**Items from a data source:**

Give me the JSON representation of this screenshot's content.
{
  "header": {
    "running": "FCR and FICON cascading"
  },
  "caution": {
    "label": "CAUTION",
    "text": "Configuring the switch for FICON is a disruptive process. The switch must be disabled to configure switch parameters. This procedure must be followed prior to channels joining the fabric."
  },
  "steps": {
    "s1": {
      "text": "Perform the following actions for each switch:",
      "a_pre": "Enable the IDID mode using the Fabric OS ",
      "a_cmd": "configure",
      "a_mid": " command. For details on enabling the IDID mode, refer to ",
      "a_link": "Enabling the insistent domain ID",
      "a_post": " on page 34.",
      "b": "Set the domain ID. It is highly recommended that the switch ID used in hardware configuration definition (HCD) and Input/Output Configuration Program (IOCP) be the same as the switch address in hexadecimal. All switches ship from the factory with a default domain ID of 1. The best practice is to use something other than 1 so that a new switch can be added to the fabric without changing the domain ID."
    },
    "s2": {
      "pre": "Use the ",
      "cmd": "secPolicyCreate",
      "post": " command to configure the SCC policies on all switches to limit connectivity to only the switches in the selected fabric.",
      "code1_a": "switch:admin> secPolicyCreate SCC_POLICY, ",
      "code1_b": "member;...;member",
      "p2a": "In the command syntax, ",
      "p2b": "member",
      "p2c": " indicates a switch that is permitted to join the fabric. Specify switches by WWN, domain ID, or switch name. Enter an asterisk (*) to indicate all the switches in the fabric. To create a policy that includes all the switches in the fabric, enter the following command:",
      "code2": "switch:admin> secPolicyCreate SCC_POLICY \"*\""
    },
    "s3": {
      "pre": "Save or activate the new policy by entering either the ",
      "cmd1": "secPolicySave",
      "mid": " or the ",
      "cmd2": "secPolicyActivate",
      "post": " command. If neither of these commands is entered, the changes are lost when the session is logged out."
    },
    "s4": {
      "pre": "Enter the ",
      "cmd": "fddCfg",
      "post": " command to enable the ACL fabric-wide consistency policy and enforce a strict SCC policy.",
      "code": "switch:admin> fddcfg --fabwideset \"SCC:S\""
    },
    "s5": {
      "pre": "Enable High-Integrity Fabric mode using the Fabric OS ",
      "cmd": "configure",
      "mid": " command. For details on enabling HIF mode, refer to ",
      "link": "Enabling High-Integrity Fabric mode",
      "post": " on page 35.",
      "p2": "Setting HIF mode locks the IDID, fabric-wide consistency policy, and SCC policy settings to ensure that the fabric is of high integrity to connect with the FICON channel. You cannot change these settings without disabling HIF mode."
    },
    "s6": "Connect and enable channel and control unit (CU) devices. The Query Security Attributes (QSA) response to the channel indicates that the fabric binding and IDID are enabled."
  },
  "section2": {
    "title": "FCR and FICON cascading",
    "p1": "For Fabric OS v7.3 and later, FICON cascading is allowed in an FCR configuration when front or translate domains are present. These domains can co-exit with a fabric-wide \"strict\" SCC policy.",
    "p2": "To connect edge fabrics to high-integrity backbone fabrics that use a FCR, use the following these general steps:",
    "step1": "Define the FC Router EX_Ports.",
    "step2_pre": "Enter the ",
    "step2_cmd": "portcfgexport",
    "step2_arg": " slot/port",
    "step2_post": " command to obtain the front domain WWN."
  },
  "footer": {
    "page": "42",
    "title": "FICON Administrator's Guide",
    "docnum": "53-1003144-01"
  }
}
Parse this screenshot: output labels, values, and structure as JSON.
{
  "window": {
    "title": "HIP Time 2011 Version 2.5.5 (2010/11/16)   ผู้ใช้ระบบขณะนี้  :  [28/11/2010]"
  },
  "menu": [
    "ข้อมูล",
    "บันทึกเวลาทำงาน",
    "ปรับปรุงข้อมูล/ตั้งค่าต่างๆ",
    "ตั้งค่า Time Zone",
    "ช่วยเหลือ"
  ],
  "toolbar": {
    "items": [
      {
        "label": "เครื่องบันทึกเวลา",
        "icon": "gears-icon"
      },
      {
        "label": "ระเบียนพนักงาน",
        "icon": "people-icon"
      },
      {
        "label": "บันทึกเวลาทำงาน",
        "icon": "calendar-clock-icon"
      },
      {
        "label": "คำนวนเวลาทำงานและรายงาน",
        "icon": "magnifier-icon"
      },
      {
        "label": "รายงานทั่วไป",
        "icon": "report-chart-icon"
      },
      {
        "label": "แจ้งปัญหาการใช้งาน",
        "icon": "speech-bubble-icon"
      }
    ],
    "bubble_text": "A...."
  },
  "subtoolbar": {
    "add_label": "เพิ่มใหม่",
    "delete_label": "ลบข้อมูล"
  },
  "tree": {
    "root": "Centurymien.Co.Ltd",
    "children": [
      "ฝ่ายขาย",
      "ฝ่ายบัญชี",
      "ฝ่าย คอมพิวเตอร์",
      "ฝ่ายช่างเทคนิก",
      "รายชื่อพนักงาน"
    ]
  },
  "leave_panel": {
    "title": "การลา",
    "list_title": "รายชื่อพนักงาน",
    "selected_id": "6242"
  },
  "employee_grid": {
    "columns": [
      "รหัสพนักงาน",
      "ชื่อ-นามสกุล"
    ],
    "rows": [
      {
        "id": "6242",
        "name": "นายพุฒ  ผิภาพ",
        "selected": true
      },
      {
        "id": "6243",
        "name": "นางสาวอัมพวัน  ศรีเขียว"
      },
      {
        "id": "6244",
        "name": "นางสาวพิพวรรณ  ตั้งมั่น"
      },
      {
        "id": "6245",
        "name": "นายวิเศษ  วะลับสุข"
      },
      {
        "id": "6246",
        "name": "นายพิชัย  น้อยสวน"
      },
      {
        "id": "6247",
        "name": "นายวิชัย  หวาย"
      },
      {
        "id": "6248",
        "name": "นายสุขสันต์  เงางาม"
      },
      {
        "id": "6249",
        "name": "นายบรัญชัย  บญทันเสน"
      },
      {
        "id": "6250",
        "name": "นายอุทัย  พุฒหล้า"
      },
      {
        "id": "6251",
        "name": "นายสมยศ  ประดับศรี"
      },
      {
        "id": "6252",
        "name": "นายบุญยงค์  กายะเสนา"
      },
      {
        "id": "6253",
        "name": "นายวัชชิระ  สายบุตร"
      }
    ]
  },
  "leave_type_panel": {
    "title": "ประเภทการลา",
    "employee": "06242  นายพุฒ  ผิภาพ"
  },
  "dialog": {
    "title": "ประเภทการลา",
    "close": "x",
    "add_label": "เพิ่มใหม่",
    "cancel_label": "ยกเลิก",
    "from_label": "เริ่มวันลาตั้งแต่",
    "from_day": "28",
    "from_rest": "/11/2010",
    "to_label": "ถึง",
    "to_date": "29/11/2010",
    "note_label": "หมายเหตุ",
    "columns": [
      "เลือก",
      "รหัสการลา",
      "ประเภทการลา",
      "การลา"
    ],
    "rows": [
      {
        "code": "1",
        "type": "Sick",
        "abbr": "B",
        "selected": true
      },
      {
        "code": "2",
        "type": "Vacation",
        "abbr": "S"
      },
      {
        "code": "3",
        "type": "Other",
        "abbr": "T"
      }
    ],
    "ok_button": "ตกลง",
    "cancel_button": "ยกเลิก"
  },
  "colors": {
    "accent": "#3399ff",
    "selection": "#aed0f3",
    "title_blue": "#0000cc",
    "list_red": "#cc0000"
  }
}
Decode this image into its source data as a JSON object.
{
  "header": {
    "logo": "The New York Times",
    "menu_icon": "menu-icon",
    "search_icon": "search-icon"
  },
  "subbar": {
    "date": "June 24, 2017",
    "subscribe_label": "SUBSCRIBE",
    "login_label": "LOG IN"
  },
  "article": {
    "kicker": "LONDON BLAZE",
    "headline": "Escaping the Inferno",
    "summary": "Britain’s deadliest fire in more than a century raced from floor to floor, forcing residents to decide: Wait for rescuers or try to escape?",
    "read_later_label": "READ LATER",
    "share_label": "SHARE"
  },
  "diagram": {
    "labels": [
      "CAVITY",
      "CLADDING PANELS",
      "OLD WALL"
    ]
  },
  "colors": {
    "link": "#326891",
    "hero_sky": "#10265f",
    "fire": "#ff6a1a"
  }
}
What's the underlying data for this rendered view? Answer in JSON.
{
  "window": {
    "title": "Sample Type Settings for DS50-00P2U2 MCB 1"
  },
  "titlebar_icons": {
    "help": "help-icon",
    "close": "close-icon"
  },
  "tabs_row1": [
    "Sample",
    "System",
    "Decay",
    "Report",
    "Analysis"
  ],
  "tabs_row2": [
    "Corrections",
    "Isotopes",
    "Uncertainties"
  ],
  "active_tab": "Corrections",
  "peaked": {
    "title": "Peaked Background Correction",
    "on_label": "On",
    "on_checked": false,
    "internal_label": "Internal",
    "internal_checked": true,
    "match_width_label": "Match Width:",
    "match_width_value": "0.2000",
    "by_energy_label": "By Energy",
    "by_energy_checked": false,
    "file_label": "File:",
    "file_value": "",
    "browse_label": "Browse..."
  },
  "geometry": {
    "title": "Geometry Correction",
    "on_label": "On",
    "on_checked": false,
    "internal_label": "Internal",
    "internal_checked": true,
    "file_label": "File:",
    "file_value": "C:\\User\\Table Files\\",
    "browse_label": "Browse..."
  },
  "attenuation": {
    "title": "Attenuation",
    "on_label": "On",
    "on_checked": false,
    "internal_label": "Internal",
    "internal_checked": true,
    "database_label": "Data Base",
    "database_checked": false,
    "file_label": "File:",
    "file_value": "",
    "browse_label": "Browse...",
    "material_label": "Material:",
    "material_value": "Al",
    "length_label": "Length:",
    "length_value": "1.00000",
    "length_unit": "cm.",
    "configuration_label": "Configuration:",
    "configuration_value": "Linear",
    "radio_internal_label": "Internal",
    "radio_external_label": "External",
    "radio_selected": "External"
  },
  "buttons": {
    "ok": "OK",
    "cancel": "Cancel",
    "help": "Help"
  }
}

**Exercise requirements:**
Find each line holding "Sample". Copy it out.

**Task response:**
    "title": "Sample Type Settings for DS50-00P2U2 MCB 1"
    "Sample",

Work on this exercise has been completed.